Reproduce every entry exactly as shown.

● ● ● ● ●

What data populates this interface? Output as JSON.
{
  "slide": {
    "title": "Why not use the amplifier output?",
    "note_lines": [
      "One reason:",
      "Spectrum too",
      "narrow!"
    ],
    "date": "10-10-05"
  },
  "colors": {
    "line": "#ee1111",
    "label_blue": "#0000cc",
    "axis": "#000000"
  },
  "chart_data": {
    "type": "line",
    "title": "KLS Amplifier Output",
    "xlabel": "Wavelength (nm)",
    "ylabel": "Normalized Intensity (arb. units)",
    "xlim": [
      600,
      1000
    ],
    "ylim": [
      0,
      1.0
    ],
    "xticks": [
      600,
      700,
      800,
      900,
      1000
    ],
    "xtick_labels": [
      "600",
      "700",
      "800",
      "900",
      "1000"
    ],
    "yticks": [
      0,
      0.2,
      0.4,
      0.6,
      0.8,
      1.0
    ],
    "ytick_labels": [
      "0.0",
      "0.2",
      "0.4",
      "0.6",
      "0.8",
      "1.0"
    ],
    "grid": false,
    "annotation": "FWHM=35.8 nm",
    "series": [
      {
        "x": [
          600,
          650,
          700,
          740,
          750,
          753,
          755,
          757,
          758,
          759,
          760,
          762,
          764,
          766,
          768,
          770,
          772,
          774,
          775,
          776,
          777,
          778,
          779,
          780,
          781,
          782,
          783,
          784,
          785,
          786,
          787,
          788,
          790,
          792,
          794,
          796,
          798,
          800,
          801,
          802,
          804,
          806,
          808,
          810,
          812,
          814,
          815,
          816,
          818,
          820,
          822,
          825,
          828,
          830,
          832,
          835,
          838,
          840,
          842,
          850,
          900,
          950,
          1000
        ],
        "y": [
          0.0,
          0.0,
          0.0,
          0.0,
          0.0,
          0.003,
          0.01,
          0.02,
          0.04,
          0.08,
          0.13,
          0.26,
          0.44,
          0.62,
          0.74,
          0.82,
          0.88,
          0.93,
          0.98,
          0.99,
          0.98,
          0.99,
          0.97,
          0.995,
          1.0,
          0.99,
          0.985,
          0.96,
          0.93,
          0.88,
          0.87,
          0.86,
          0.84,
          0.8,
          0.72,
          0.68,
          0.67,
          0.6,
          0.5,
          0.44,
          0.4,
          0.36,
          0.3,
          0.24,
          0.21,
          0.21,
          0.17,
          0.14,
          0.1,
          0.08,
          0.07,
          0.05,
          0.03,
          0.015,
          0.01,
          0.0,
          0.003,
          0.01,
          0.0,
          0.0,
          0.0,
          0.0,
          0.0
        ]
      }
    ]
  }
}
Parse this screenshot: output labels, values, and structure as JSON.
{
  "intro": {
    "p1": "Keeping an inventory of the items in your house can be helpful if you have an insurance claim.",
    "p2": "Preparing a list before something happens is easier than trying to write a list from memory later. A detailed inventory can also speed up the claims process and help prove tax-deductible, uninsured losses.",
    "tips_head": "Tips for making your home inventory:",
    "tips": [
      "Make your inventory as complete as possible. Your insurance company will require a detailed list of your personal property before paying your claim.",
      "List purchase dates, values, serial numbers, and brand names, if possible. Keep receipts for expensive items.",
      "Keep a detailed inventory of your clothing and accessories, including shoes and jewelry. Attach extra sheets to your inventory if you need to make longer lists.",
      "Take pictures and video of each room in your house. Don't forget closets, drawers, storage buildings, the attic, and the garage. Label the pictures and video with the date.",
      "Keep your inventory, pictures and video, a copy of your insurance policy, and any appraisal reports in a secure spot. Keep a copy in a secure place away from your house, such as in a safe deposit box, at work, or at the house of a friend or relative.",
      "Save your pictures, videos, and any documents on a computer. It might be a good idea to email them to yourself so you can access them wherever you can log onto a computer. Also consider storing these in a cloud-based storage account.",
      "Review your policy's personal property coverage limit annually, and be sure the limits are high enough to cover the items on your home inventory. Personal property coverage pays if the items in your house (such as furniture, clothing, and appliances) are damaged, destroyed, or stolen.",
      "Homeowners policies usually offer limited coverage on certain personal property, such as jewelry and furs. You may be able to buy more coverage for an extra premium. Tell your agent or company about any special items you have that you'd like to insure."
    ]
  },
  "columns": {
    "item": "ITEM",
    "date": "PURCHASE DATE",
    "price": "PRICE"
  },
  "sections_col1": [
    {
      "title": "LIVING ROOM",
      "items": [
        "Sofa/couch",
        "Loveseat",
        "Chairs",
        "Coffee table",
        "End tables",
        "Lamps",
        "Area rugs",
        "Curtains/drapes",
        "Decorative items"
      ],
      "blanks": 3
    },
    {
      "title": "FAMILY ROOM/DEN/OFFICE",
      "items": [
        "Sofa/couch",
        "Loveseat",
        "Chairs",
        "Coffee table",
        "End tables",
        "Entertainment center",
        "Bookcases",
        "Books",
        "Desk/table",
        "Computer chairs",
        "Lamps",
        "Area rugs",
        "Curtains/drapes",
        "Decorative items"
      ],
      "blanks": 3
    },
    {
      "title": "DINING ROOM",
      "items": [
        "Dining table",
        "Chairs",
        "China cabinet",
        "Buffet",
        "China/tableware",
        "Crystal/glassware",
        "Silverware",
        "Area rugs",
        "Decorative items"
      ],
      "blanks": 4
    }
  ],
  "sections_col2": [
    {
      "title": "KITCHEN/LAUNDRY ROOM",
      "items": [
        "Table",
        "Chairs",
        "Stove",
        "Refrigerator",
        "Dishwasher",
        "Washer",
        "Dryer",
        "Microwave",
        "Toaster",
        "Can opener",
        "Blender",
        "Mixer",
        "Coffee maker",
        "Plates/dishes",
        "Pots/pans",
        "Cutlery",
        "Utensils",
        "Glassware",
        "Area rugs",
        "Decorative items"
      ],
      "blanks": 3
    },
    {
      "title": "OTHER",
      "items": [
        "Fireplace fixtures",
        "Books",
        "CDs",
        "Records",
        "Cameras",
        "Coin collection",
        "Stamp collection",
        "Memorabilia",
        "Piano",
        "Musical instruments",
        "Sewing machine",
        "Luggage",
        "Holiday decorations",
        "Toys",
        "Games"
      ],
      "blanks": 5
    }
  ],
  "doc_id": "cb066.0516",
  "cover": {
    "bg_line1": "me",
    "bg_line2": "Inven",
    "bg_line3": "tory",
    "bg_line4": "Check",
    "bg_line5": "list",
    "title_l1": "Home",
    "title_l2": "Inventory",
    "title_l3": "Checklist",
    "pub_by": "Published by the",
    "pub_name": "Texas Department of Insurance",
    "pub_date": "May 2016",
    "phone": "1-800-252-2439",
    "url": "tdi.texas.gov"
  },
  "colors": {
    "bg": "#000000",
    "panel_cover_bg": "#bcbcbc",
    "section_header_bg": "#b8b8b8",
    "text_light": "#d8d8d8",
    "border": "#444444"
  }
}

● ● ● ● ●

> _ANSWER TO THE TASK_
What data populates this interface? Output as JSON.
{
  "slide": {
    "title": "Why not use the amplifier output?",
    "note_lines": [
      "One reason:",
      "Spectrum too",
      "narrow!"
    ],
    "date": "10-10-05"
  },
  "colors": {
    "line": "#ee1111",
    "label_blue": "#0000cc",
    "axis": "#000000"
  },
  "chart_data": {
    "type": "line",
    "title": "KLS Amplifier Output",
    "xlabel": "Wavelength (nm)",
    "ylabel": "Normalized Intensity (arb. units)",
    "xlim": [
      600,
      1000
    ],
    "ylim": [
      0,
      1.0
    ],
    "xticks": [
      600,
      700,
      800,
      900,
      1000
    ],
    "xtick_labels": [
      "600",
      "700",
      "800",
      "900",
      "1000"
    ],
    "yticks": [
      0,
      0.2,
      0.4,
      0.6,
      0.8,
      1.0
    ],
    "ytick_labels": [
      "0.0",
      "0.2",
      "0.4",
      "0.6",
      "0.8",
      "1.0"
    ],
    "grid": false,
    "annotation": "FWHM=35.8 nm",
    "series": [
      {
        "x": [
          600,
          650,
          700,
          740,
          750,
          753,
          755,
          757,
          758,
          759,
          760,
          762,
          764,
          766,
          768,
          770,
          772,
          774,
          775,
          776,
          777,
          778,
          779,
          780,
          781,
          782,
          783,
          784,
          785,
          786,
          787,
          788,
          790,
          792,
          794,
          796,
          798,
          800,
          801,
          802,
          804,
          806,
          808,
          810,
          812,
          814,
          815,
          816,
          818,
          820,
          822,
          825,
          828,
          830,
          832,
          835,
          838,
          840,
          842,
          850,
          900,
          950,
          1000
        ],
        "y": [
          0.0,
          0.0,
          0.0,
          0.0,
          0.0,
          0.003,
          0.01,
          0.02,
          0.04,
          0.08,
          0.13,
          0.26,
          0.44,
          0.62,
          0.74,
          0.82,
          0.88,
          0.93,
          0.98,
          0.99,
          0.98,
          0.99,
          0.97,
          0.995,
          1.0,
          0.99,
          0.985,
          0.96,
          0.93,
          0.88,
          0.87,
          0.86,
          0.84,
          0.8,
          0.72,
          0.68,
          0.67,
          0.6,
          0.5,
          0.44,
          0.4,
          0.36,
          0.3,
          0.24,
          0.21,
          0.21,
          0.17,
          0.14,
          0.1,
          0.08,
          0.07,
          0.05,
          0.03,
          0.015,
          0.01,
          0.0,
          0.003,
          0.01,
          0.0,
          0.0,
          0.0,
          0.0,
          0.0
        ]
      }
    ]
  }
}
Parse this screenshot: output labels, values, and structure as JSON.
{
  "intro": {
    "p1": "Keeping an inventory of the items in your house can be helpful if you have an insurance claim.",
    "p2": "Preparing a list before something happens is easier than trying to write a list from memory later. A detailed inventory can also speed up the claims process and help prove tax-deductible, uninsured losses.",
    "tips_head": "Tips for making your home inventory:",
    "tips": [
      "Make your inventory as complete as possible. Your insurance company will require a detailed list of your personal property before paying your claim.",
      "List purchase dates, values, serial numbers, and brand names, if possible. Keep receipts for expensive items.",
      "Keep a detailed inventory of your clothing and accessories, including shoes and jewelry. Attach extra sheets to your inventory if you need to make longer lists.",
      "Take pictures and video of each room in your house. Don't forget closets, drawers, storage buildings, the attic, and the garage. Label the pictures and video with the date.",
      "Keep your inventory, pictures and video, a copy of your insurance policy, and any appraisal reports in a secure spot. Keep a copy in a secure place away from your house, such as in a safe deposit box, at work, or at the house of a friend or relative.",
      "Save your pictures, videos, and any documents on a computer. It might be a good idea to email them to yourself so you can access them wherever you can log onto a computer. Also consider storing these in a cloud-based storage account.",
      "Review your policy's personal property coverage limit annually, and be sure the limits are high enough to cover the items on your home inventory. Personal property coverage pays if the items in your house (such as furniture, clothing, and appliances) are damaged, destroyed, or stolen.",
      "Homeowners policies usually offer limited coverage on certain personal property, such as jewelry and furs. You may be able to buy more coverage for an extra premium. Tell your agent or company about any special items you have that you'd like to insure."
    ]
  },
  "columns": {
    "item": "ITEM",
    "date": "PURCHASE DATE",
    "price": "PRICE"
  },
  "sections_col1": [
    {
      "title": "LIVING ROOM",
      "items": [
        "Sofa/couch",
        "Loveseat",
        "Chairs",
        "Coffee table",
        "End tables",
        "Lamps",
        "Area rugs",
        "Curtains/drapes",
        "Decorative items"
      ],
      "blanks": 3
    },
    {
      "title": "FAMILY ROOM/DEN/OFFICE",
      "items": [
        "Sofa/couch",
        "Loveseat",
        "Chairs",
        "Coffee table",
        "End tables",
        "Entertainment center",
        "Bookcases",
        "Books",
        "Desk/table",
        "Computer chairs",
        "Lamps",
        "Area rugs",
        "Curtains/drapes",
        "Decorative items"
      ],
      "blanks": 3
    },
    {
      "title": "DINING ROOM",
      "items": [
        "Dining table",
        "Chairs",
        "China cabinet",
        "Buffet",
        "China/tableware",
        "Crystal/glassware",
        "Silverware",
        "Area rugs",
        "Decorative items"
      ],
      "blanks": 4
    }
  ],
  "sections_col2": [
    {
      "title": "KITCHEN/LAUNDRY ROOM",
      "items": [
        "Table",
        "Chairs",
        "Stove",
        "Refrigerator",
        "Dishwasher",
        "Washer",
        "Dryer",
        "Microwave",
        "Toaster",
        "Can opener",
        "Blender",
        "Mixer",
        "Coffee maker",
        "Plates/dishes",
        "Pots/pans",
        "Cutlery",
        "Utensils",
        "Glassware",
        "Area rugs",
        "Decorative items"
      ],
      "blanks": 3
    },
    {
      "title": "OTHER",
      "items": [
        "Fireplace fixtures",
        "Books",
        "CDs",
        "Records",
        "Cameras",
        "Coin collection",
        "Stamp collection",
        "Memorabilia",
        "Piano",
        "Musical instruments",
        "Sewing machine",
        "Luggage",
        "Holiday decorations",
        "Toys",
        "Games"
      ],
      "blanks": 5
    }
  ],
  "doc_id": "cb066.0516",
  "cover": {
    "bg_line1": "me",
    "bg_line2": "Inven",
    "bg_line3": "tory",
    "bg_line4": "Check",
    "bg_line5": "list",
    "title_l1": "Home",
    "title_l2": "Inventory",
    "title_l3": "Checklist",
    "pub_by": "Published by the",
    "pub_name": "Texas Department of Insurance",
    "pub_date": "May 2016",
    "phone": "1-800-252-2439",
    "url": "tdi.texas.gov"
  },
  "colors": {
    "bg": "#000000",
    "panel_cover_bg": "#bcbcbc",
    "section_header_bg": "#b8b8b8",
    "text_light": "#d8d8d8",
    "border": "#444444"
  }
}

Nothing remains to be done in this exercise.